Problem statement
Write out all the data again, exactly as it stands.
◆ ◆ ◆
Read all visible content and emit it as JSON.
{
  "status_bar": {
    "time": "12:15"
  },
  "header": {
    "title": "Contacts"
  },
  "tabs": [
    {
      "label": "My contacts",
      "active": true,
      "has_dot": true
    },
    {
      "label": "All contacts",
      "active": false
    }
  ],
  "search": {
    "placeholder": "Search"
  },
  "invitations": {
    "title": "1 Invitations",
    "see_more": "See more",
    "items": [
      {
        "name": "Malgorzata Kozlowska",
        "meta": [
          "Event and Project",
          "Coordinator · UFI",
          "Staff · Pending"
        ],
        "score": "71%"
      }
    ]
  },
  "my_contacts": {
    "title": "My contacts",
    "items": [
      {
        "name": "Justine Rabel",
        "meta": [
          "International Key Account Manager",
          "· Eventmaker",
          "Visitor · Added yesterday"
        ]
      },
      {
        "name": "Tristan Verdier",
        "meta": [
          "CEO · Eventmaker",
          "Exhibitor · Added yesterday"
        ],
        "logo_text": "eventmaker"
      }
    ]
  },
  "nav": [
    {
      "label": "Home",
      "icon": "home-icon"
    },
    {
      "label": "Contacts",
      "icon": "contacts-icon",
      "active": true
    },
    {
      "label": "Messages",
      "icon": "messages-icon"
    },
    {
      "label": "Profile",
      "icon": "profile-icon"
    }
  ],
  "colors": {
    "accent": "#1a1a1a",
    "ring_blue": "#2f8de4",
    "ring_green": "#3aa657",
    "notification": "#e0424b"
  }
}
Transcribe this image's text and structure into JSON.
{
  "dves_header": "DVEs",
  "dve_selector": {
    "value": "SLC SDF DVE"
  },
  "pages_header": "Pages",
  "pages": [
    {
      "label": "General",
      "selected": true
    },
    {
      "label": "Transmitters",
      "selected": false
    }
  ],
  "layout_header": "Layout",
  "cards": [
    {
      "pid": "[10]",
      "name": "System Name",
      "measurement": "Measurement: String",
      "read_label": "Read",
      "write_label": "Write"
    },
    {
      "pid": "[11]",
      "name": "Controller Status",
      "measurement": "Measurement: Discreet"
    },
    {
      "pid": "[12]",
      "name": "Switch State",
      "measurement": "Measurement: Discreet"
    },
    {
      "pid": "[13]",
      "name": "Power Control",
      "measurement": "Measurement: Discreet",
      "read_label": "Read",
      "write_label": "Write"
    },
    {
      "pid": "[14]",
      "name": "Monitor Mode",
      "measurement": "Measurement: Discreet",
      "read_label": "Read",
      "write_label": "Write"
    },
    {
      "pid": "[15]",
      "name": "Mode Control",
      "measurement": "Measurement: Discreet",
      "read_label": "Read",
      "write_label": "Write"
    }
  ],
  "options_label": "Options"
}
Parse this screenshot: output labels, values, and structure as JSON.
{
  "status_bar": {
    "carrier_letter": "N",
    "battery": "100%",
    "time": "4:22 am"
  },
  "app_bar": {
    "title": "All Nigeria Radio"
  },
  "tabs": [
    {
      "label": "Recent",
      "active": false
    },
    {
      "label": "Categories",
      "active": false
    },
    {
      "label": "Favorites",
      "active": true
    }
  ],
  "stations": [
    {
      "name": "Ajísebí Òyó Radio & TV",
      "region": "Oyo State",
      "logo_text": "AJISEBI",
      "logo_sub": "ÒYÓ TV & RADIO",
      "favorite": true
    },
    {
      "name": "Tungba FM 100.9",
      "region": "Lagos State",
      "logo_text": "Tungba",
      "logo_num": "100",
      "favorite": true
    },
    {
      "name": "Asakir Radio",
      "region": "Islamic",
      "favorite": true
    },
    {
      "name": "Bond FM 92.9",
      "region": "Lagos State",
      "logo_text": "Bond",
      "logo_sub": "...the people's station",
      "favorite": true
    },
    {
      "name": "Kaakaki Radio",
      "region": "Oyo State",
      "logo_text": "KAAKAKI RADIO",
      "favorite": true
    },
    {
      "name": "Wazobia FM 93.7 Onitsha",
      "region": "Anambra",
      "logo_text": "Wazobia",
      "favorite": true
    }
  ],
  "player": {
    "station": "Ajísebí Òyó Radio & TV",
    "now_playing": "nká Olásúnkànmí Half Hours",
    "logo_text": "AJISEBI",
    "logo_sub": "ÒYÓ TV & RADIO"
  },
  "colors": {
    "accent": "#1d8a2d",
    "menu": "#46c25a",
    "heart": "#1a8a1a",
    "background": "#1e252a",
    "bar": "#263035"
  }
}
◆ ◆ ◆
Correct result
Read all visible content and emit it as JSON.
{
  "status_bar": {
    "time": "12:15"
  },
  "header": {
    "title": "Contacts"
  },
  "tabs": [
    {
      "label": "My contacts",
      "active": true,
      "has_dot": true
    },
    {
      "label": "All contacts",
      "active": false
    }
  ],
  "search": {
    "placeholder": "Search"
  },
  "invitations": {
    "title": "1 Invitations",
    "see_more": "See more",
    "items": [
      {
        "name": "Malgorzata Kozlowska",
        "meta": [
          "Event and Project",
          "Coordinator · UFI",
          "Staff · Pending"
        ],
        "score": "71%"
      }
    ]
  },
  "my_contacts": {
    "title": "My contacts",
    "items": [
      {
        "name": "Justine Rabel",
        "meta": [
          "International Key Account Manager",
          "· Eventmaker",
          "Visitor · Added yesterday"
        ]
      },
      {
        "name": "Tristan Verdier",
        "meta": [
          "CEO · Eventmaker",
          "Exhibitor · Added yesterday"
        ],
        "logo_text": "eventmaker"
      }
    ]
  },
  "nav": [
    {
      "label": "Home",
      "icon": "home-icon"
    },
    {
      "label": "Contacts",
      "icon": "contacts-icon",
      "active": true
    },
    {
      "label": "Messages",
      "icon": "messages-icon"
    },
    {
      "label": "Profile",
      "icon": "profile-icon"
    }
  ],
  "colors": {
    "accent": "#1a1a1a",
    "ring_blue": "#2f8de4",
    "ring_green": "#3aa657",
    "notification": "#e0424b"
  }
}
Transcribe this image's text and structure into JSON.
{
  "dves_header": "DVEs",
  "dve_selector": {
    "value": "SLC SDF DVE"
  },
  "pages_header": "Pages",
  "pages": [
    {
      "label": "General",
      "selected": true
    },
    {
      "label": "Transmitters",
      "selected": false
    }
  ],
  "layout_header": "Layout",
  "cards": [
    {
      "pid": "[10]",
      "name": "System Name",
      "measurement": "Measurement: String",
      "read_label": "Read",
      "write_label": "Write"
    },
    {
      "pid": "[11]",
      "name": "Controller Status",
      "measurement": "Measurement: Discreet"
    },
    {
      "pid": "[12]",
      "name": "Switch State",
      "measurement": "Measurement: Discreet"
    },
    {
      "pid": "[13]",
      "name": "Power Control",
      "measurement": "Measurement: Discreet",
      "read_label": "Read",
      "write_label": "Write"
    },
    {
      "pid": "[14]",
      "name": "Monitor Mode",
      "measurement": "Measurement: Discreet",
      "read_label": "Read",
      "write_label": "Write"
    },
    {
      "pid": "[15]",
      "name": "Mode Control",
      "measurement": "Measurement: Discreet",
      "read_label": "Read",
      "write_label": "Write"
    }
  ],
  "options_label": "Options"
}
Parse this screenshot: output labels, values, and structure as JSON.
{
  "status_bar": {
    "carrier_letter": "N",
    "battery": "100%",
    "time": "4:22 am"
  },
  "app_bar": {
    "title": "All Nigeria Radio"
  },
  "tabs": [
    {
      "label": "Recent",
      "active": false
    },
    {
      "label": "Categories",
      "active": false
    },
    {
      "label": "Favorites",
      "active": true
    }
  ],
  "stations": [
    {
      "name": "Ajísebí Òyó Radio & TV",
      "region": "Oyo State",
      "logo_text": "AJISEBI",
      "logo_sub": "ÒYÓ TV & RADIO",
      "favorite": true
    },
    {
      "name": "Tungba FM 100.9",
      "region": "Lagos State",
      "logo_text": "Tungba",
      "logo_num": "100",
      "favorite": true
    },
    {
      "name": "Asakir Radio",
      "region": "Islamic",
      "favorite": true
    },
    {
      "name": "Bond FM 92.9",
      "region": "Lagos State",
      "logo_text": "Bond",
      "logo_sub": "...the people's station",
      "favorite": true
    },
    {
      "name": "Kaakaki Radio",
      "region": "Oyo State",
      "logo_text": "KAAKAKI RADIO",
      "favorite": true
    },
    {
      "name": "Wazobia FM 93.7 Onitsha",
      "region": "Anambra",
      "logo_text": "Wazobia",
      "favorite": true
    }
  ],
  "player": {
    "station": "Ajísebí Òyó Radio & TV",
    "now_playing": "nká Olásúnkànmí Half Hours",
    "logo_text": "AJISEBI",
    "logo_sub": "ÒYÓ TV & RADIO"
  },
  "colors": {
    "accent": "#1d8a2d",
    "menu": "#46c25a",
    "heart": "#1a8a1a",
    "background": "#1e252a",
    "bar": "#263035"
  }
}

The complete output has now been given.